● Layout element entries
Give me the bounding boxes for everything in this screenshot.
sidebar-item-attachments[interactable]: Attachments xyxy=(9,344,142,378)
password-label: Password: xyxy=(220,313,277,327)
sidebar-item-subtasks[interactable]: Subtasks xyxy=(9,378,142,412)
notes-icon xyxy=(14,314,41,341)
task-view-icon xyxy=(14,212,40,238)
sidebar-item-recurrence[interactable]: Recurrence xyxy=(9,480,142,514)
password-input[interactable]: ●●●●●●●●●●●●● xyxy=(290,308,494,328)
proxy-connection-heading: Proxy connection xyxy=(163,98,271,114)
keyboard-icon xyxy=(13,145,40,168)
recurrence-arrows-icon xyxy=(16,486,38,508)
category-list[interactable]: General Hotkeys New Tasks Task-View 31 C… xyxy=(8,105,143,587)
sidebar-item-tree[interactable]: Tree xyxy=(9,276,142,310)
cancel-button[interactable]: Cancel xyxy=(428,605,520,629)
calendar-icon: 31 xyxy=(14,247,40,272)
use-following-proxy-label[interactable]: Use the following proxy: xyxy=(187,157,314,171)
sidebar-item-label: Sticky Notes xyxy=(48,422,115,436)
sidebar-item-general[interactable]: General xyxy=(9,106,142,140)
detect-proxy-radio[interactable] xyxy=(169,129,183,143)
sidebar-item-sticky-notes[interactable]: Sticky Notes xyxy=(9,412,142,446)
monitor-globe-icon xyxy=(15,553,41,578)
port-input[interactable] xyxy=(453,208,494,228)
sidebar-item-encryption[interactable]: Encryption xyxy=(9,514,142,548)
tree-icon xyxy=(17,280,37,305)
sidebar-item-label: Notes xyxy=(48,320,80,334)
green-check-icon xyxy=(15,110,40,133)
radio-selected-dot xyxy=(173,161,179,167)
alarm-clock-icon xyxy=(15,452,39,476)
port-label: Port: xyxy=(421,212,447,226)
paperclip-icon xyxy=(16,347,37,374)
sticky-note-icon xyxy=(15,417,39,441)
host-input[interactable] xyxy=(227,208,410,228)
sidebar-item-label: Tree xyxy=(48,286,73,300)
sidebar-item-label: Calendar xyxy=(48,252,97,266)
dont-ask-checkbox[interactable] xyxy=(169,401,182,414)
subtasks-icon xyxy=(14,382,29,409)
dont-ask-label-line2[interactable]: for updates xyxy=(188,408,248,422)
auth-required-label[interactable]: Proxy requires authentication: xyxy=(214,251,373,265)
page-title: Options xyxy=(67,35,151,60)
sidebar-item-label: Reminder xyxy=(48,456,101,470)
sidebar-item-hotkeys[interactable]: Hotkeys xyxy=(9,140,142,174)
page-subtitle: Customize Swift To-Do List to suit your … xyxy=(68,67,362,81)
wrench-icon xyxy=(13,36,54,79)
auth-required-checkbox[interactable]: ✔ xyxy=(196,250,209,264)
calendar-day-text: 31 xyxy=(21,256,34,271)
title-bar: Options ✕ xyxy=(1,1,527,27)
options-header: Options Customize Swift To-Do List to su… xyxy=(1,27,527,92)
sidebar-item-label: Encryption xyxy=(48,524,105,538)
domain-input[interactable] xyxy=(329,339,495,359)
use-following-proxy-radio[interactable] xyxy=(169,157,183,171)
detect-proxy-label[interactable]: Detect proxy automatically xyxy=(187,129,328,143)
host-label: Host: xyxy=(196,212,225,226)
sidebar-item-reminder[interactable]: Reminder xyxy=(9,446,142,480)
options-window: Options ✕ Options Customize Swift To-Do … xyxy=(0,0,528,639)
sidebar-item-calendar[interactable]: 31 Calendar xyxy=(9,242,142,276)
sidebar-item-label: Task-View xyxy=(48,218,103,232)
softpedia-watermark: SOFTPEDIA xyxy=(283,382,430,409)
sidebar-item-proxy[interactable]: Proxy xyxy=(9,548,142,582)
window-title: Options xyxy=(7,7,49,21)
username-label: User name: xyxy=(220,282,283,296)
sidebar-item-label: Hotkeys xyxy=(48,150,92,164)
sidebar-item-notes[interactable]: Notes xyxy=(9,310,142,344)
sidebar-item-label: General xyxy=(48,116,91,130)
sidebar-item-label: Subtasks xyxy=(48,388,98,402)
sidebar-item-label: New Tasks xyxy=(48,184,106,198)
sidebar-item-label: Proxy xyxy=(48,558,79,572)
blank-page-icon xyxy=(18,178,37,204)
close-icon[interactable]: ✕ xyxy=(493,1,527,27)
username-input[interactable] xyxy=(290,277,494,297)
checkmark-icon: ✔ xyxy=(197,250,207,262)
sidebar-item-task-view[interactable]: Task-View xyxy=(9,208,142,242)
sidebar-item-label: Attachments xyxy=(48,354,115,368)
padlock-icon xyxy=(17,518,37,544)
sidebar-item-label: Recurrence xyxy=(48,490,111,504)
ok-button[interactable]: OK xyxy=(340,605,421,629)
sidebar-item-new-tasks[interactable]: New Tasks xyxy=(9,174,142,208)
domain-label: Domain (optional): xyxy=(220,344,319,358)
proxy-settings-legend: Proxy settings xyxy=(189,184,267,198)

● Your task
Starting at the first line of the listing and ending at the line that contains "task-view-icon xyxy=(14,212,40,238)", with both of those lines included, put each line into a JSON list of strings, one string per line, and leave out any blank lines.

● Answer to this exercise
[
  "Give me the bounding boxes for everything in this screenshot.",
  "sidebar-item-attachments[interactable]: Attachments xyxy=(9,344,142,378)",
  "password-label: Password: xyxy=(220,313,277,327)",
  "sidebar-item-subtasks[interactable]: Subtasks xyxy=(9,378,142,412)",
  "notes-icon xyxy=(14,314,41,341)",
  "task-view-icon xyxy=(14,212,40,238)"
]